Stated problem = Your task is to retype each line of the data below exactly.

Stored rows =
▽
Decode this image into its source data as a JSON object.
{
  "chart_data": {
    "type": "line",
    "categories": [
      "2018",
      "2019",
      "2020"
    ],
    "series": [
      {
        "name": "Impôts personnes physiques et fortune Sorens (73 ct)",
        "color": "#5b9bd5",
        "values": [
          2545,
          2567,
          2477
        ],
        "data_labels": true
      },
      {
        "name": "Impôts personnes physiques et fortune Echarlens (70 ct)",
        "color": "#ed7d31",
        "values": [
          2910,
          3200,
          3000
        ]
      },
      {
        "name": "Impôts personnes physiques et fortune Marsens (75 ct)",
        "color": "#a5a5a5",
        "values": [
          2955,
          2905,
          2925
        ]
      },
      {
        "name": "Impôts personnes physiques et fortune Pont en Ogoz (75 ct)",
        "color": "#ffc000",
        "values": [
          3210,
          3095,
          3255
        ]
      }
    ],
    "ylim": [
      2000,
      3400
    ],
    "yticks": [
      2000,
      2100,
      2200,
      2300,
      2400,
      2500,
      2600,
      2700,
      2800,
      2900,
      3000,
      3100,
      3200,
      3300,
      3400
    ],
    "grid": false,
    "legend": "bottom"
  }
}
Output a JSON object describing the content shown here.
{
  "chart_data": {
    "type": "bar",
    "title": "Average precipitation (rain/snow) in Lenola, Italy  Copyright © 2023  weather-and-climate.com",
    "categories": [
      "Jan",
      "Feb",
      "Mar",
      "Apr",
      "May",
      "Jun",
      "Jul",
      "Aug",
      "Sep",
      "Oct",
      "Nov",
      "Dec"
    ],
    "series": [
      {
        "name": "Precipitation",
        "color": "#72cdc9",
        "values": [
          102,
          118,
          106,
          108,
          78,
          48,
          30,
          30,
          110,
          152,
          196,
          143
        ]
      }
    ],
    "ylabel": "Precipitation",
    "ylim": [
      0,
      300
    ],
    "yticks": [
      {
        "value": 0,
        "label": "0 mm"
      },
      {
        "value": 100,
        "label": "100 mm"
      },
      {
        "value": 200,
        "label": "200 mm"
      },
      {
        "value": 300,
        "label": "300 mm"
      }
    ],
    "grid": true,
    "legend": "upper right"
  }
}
△
Written response =
Decode this image into its source data as a JSON object.
{
  "chart_data": {
    "type": "line",
    "categories": [
      "2018",
      "2019",
      "2020"
    ],
    "series": [
      {
        "name": "Impôts personnes physiques et fortune Sorens (73 ct)",
        "color": "#5b9bd5",
        "values": [
          2545,
          2567,
          2477
        ],
        "data_labels": true
      },
      {
        "name": "Impôts personnes physiques et fortune Echarlens (70 ct)",
        "color": "#ed7d31",
        "values": [
          2910,
          3200,
          3000
        ]
      },
      {
        "name": "Impôts personnes physiques et fortune Marsens (75 ct)",
        "color": "#a5a5a5",
        "values": [
          2955,
          2905,
          2925
        ]
      },
      {
        "name": "Impôts personnes physiques et fortune Pont en Ogoz (75 ct)",
        "color": "#ffc000",
        "values": [
          3210,
          3095,
          3255
        ]
      }
    ],
    "ylim": [
      2000,
      3400
    ],
    "yticks": [
      2000,
      2100,
      2200,
      2300,
      2400,
      2500,
      2600,
      2700,
      2800,
      2900,
      3000,
      3100,
      3200,
      3300,
      3400
    ],
    "grid": false,
    "legend": "bottom"
  }
}
Output a JSON object describing the content shown here.
{
  "chart_data": {
    "type": "bar",
    "title": "Average precipitation (rain/snow) in Lenola, Italy  Copyright © 2023  weather-and-climate.com",
    "categories": [
      "Jan",
      "Feb",
      "Mar",
      "Apr",
      "May",
      "Jun",
      "Jul",
      "Aug",
      "Sep",
      "Oct",
      "Nov",
      "Dec"
    ],
    "series": [
      {
        "name": "Precipitation",
        "color": "#72cdc9",
        "values": [
          102,
          118,
          106,
          108,
          78,
          48,
          30,
          30,
          110,
          152,
          196,
          143
        ]
      }
    ],
    "ylabel": "Precipitation",
    "ylim": [
      0,
      300
    ],
    "yticks": [
      {
        "value": 0,
        "label": "0 mm"
      },
      {
        "value": 100,
        "label": "100 mm"
      },
      {
        "value": 200,
        "label": "200 mm"
      },
      {
        "value": 300,
        "label": "300 mm"
      }
    ],
    "grid": true,
    "legend": "upper right"
  }
}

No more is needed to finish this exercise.